== Task requirements ==
Gather from the listing below each line that includes the word "Marine", and copy it.

== Supplied material ==

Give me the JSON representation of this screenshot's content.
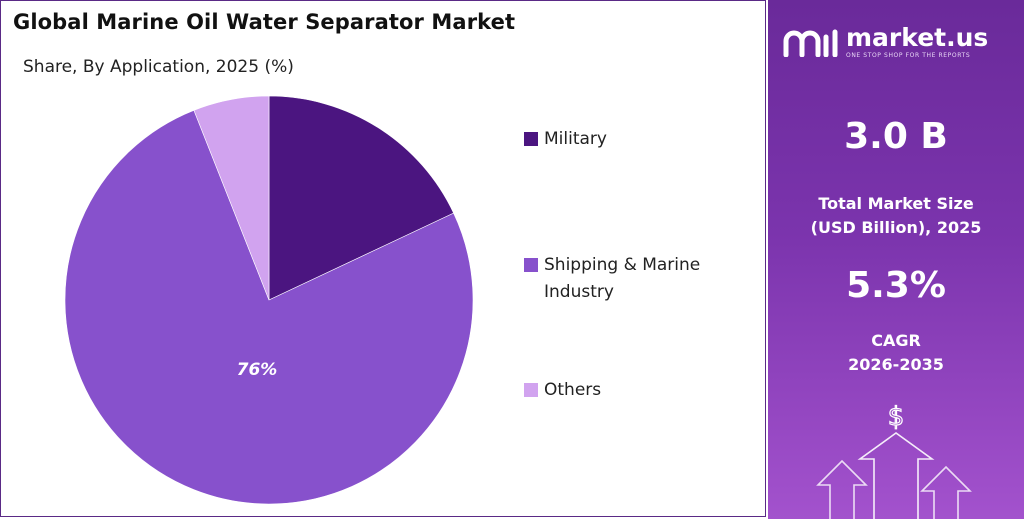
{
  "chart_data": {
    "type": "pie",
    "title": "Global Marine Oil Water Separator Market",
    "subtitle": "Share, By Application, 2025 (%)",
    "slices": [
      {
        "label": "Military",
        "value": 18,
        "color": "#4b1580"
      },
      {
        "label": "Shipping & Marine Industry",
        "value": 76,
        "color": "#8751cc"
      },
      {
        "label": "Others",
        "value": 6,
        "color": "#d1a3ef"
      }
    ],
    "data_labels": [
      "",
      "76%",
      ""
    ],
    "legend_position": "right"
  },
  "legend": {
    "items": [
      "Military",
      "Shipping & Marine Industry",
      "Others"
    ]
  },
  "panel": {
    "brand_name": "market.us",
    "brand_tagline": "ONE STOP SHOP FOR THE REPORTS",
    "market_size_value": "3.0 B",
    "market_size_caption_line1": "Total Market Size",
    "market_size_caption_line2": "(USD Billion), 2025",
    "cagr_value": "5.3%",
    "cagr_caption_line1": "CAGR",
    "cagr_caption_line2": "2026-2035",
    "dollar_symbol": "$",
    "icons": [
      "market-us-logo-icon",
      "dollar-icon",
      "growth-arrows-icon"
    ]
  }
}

--

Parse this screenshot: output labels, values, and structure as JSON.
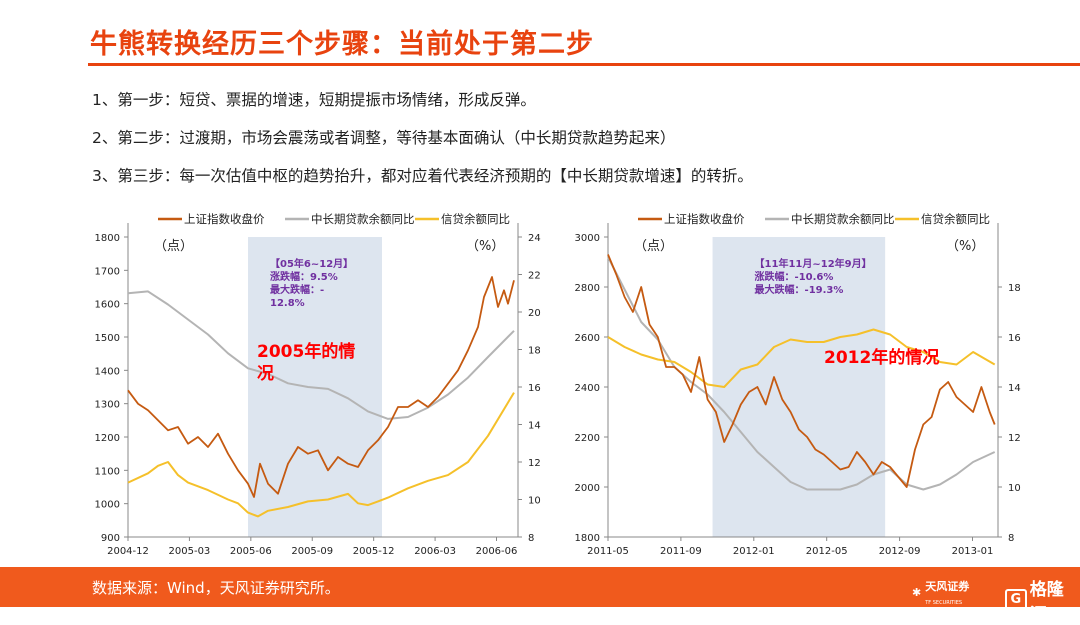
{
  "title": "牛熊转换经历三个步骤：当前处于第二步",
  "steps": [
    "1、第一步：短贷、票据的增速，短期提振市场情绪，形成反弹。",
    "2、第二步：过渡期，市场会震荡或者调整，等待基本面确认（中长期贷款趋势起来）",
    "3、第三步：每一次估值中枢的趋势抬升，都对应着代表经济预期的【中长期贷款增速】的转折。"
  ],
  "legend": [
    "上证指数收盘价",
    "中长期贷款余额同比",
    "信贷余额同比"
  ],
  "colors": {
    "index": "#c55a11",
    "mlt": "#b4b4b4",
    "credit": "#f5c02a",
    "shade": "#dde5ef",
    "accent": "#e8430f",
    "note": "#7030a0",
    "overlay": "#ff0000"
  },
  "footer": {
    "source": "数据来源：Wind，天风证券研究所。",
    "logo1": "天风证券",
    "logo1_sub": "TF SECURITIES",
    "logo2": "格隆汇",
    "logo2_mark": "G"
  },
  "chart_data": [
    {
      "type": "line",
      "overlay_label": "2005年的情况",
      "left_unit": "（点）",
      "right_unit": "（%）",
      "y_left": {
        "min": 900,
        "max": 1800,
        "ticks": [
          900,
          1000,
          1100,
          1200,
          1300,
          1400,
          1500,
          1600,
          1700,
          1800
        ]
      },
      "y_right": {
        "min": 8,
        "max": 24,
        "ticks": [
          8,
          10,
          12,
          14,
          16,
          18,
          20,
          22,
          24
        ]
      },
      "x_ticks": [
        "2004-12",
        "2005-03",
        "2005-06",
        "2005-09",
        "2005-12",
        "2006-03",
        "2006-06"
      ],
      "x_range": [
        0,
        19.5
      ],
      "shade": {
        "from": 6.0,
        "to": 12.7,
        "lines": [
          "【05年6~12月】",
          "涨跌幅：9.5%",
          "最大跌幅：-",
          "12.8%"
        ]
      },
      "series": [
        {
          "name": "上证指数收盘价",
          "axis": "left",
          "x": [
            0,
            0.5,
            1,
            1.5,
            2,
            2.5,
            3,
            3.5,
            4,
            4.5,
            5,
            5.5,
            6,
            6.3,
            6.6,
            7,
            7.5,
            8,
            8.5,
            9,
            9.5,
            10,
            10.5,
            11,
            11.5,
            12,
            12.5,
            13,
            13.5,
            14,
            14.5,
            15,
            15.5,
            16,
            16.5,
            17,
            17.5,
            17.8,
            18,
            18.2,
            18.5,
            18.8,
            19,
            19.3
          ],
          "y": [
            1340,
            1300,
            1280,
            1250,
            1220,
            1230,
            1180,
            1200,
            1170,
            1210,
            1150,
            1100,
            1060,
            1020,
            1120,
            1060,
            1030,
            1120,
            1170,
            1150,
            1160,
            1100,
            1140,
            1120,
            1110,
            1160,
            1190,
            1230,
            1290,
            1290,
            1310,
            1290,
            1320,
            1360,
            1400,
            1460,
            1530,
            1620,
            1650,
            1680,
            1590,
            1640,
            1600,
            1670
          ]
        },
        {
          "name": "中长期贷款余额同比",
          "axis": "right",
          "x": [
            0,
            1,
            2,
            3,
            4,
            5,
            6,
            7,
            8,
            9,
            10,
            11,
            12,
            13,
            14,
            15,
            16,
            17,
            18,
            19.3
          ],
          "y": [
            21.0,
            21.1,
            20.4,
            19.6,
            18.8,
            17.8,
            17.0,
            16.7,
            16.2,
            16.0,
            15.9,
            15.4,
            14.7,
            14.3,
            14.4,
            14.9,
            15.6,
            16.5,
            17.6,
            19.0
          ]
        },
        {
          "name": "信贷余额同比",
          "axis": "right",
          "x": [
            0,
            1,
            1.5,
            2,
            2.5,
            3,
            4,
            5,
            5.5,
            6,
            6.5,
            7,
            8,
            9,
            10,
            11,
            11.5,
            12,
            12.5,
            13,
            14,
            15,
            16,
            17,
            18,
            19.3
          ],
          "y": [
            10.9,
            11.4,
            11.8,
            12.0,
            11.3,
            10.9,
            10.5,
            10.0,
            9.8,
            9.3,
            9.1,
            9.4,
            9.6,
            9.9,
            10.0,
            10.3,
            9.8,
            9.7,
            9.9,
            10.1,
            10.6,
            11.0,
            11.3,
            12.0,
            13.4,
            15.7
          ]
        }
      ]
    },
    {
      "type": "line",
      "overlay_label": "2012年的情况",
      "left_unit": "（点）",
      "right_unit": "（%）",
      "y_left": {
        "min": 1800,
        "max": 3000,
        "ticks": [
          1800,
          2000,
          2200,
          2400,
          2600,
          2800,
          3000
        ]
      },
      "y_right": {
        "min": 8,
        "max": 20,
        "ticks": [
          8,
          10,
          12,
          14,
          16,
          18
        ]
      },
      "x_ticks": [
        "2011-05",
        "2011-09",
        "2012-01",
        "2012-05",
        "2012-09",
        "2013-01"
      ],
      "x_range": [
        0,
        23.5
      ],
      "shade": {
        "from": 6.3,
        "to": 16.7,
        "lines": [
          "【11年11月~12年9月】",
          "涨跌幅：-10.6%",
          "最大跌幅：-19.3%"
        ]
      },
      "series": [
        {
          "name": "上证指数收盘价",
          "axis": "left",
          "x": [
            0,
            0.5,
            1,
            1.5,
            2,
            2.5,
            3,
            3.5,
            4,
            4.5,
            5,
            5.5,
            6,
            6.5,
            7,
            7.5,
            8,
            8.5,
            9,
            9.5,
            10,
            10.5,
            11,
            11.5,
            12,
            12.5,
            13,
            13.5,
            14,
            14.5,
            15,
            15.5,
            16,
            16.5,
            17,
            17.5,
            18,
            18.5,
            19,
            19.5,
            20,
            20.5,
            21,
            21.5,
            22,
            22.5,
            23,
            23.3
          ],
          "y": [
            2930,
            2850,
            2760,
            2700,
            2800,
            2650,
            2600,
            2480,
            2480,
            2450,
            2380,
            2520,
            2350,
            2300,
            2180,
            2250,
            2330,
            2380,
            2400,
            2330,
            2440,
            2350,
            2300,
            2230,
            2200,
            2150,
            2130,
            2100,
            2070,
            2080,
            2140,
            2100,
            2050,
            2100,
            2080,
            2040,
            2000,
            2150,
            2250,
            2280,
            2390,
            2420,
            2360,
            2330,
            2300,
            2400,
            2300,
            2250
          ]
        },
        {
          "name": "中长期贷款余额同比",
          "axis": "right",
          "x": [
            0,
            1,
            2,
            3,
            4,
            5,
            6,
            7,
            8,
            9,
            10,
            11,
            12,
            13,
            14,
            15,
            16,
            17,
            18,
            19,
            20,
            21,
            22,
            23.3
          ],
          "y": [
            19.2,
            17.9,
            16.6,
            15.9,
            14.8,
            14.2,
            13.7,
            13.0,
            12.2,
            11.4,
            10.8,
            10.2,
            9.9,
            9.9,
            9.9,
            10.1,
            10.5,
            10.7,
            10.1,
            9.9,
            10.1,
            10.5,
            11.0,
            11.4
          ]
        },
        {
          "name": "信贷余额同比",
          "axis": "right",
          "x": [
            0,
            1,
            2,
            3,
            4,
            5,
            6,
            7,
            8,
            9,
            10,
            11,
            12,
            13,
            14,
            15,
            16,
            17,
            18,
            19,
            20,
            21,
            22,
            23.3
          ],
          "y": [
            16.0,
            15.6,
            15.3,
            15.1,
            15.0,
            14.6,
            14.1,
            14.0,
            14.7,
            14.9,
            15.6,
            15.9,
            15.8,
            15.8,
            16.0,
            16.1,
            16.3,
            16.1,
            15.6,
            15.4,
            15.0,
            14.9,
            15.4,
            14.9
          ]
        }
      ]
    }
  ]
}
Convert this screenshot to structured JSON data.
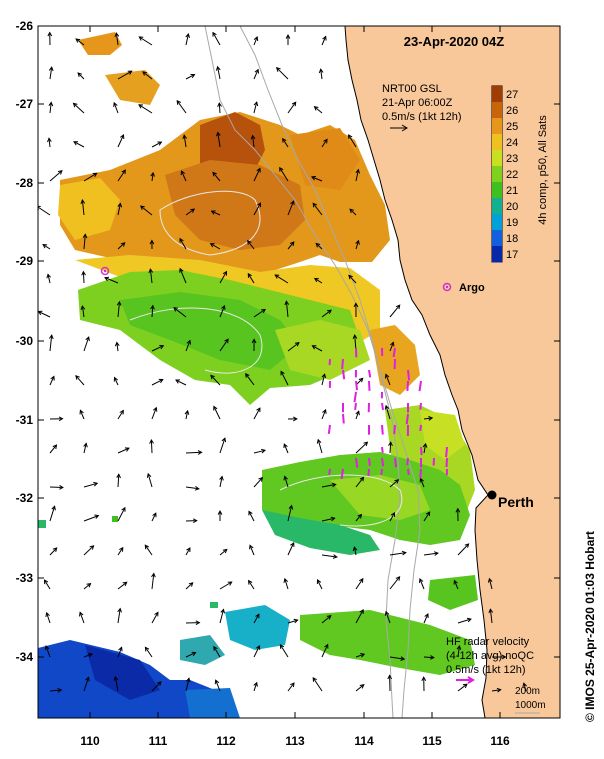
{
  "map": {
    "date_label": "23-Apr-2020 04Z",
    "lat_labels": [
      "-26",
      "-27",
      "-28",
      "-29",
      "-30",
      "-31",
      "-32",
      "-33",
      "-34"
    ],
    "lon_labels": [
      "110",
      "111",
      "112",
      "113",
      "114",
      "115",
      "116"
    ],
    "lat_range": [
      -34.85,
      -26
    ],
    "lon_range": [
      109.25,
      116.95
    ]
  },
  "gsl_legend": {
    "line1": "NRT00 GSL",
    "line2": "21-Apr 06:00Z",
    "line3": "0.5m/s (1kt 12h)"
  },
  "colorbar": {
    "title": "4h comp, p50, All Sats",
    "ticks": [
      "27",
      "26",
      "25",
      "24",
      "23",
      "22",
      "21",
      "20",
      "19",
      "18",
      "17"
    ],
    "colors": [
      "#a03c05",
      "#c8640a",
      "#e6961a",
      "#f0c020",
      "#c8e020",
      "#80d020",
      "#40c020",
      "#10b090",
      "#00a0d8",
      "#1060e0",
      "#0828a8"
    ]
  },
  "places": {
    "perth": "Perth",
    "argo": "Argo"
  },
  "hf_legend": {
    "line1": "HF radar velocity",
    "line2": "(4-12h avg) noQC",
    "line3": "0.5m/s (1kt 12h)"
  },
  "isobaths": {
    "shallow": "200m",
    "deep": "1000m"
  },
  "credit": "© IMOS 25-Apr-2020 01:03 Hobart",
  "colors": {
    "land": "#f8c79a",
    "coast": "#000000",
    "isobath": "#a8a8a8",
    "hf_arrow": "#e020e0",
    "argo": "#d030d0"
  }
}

--

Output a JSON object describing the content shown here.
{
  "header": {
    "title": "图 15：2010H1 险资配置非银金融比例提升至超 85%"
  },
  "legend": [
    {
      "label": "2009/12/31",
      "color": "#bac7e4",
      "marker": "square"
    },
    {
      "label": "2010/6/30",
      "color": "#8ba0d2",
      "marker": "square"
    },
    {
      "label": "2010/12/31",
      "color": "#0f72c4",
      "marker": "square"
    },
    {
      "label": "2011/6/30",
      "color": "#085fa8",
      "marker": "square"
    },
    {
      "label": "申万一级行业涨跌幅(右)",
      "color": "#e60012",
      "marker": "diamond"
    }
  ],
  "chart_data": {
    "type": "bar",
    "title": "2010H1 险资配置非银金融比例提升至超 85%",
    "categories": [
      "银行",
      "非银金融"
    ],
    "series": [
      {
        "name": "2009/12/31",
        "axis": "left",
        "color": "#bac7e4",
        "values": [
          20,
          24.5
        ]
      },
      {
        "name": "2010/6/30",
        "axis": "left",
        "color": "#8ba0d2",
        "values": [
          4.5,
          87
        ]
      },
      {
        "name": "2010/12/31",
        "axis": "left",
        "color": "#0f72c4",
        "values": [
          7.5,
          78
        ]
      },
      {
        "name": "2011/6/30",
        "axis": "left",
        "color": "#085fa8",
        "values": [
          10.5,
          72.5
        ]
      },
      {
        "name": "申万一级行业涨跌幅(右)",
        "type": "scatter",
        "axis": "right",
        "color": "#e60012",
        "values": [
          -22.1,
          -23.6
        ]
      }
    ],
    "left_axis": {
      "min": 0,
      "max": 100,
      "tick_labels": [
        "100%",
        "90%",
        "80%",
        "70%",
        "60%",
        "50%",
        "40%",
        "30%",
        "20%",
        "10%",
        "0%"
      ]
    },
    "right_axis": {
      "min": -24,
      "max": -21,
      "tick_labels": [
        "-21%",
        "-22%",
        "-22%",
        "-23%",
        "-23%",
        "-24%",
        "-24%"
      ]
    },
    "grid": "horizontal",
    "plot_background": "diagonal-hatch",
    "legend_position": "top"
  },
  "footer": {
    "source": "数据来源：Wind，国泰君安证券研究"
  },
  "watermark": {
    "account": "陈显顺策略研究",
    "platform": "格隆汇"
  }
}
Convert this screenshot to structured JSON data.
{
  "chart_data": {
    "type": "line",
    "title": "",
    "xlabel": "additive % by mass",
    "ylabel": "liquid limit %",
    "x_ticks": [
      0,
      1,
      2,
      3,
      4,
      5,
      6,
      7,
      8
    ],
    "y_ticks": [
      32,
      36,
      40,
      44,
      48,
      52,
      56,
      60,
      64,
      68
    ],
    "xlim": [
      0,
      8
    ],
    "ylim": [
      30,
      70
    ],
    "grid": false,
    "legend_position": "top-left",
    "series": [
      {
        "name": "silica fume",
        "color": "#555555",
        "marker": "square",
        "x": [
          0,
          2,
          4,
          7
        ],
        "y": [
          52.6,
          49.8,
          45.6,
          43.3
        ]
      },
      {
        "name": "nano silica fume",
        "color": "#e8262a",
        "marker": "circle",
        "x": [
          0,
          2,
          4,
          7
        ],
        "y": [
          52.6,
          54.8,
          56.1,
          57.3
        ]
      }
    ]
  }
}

== Reply to the exercise ==
    "title": "Global Marine Oil Water Separator Market",
        "label": "Shipping & Marine Industry",
      "Shipping & Marine Industry",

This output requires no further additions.